[WHAT THE TASK REQUIRES]:
Determine which lines contain the word "data", then copy those lines.

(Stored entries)

● ● ● ● ●

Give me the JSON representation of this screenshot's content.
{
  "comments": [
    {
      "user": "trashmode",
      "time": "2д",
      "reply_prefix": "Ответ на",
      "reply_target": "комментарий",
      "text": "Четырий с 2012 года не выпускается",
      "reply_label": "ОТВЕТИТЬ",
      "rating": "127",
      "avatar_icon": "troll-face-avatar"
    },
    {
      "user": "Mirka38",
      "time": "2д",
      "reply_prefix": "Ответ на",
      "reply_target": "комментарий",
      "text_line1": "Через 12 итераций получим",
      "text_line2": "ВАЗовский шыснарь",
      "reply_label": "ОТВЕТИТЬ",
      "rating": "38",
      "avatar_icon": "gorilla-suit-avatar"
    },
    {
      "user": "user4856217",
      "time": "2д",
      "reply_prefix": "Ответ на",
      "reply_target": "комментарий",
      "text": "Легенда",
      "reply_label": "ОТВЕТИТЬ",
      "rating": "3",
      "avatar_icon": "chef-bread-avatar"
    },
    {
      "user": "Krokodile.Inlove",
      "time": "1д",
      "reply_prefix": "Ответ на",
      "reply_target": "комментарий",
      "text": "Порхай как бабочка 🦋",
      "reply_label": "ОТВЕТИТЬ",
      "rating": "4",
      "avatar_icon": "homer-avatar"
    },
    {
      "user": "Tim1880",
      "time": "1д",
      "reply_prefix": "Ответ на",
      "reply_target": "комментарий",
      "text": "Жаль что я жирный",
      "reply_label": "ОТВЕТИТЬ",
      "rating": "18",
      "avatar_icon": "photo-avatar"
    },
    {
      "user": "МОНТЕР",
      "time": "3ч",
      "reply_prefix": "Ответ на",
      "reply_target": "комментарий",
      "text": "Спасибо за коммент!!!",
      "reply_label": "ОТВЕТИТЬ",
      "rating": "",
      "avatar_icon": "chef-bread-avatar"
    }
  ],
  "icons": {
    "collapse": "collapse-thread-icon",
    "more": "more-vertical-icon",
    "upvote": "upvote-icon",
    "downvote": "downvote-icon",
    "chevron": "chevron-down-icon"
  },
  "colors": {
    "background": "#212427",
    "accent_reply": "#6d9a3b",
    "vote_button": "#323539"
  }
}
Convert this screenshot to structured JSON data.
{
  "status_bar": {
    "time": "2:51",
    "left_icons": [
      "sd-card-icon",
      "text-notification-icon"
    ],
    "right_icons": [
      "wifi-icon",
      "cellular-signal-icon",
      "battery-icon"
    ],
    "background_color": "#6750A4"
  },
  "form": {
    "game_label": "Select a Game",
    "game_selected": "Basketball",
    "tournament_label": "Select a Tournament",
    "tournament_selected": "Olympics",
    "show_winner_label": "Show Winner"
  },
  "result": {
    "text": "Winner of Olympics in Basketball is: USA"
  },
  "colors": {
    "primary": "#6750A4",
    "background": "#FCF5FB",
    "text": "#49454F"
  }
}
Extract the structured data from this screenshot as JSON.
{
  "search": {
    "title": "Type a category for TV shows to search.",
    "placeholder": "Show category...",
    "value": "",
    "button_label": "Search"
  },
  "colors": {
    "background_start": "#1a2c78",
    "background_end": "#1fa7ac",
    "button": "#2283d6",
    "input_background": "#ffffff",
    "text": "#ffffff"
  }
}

● ● ● ● ●

[EXERCISE ANSWER]:
Convert this screenshot to structured JSON data.
Extract the structured data from this screenshot as JSON.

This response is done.